■ Written request
Copy out all lines of the records in which the word "插上科学的翅膀飞" appears.

■ Records

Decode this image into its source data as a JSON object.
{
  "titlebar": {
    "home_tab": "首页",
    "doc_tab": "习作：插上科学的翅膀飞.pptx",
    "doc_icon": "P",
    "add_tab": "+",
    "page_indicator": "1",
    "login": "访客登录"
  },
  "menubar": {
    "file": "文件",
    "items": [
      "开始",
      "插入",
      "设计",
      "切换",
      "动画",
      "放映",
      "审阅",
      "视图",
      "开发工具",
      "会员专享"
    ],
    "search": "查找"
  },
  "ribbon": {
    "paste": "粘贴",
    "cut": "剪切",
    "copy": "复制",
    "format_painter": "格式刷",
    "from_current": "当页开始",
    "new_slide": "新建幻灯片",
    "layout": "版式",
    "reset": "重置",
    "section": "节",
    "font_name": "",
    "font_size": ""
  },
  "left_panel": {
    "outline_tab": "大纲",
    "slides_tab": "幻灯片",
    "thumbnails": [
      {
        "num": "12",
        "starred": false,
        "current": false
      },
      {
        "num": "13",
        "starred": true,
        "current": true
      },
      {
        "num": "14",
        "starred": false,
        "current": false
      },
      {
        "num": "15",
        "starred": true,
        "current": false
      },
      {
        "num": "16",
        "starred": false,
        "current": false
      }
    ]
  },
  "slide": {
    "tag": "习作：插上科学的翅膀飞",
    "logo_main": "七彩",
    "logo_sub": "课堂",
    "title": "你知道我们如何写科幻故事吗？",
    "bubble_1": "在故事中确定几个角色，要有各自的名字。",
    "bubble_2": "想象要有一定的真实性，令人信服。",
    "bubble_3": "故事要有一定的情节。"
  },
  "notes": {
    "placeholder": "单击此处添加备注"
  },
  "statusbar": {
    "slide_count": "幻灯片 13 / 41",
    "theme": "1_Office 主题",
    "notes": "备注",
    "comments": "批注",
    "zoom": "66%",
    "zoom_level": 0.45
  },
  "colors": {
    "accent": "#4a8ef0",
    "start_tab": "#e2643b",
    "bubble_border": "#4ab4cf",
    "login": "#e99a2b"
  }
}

■ In response
    "doc_tab": "习作：插上科学的翅膀飞.pptx",
    "tag": "习作：插上科学的翅膀飞",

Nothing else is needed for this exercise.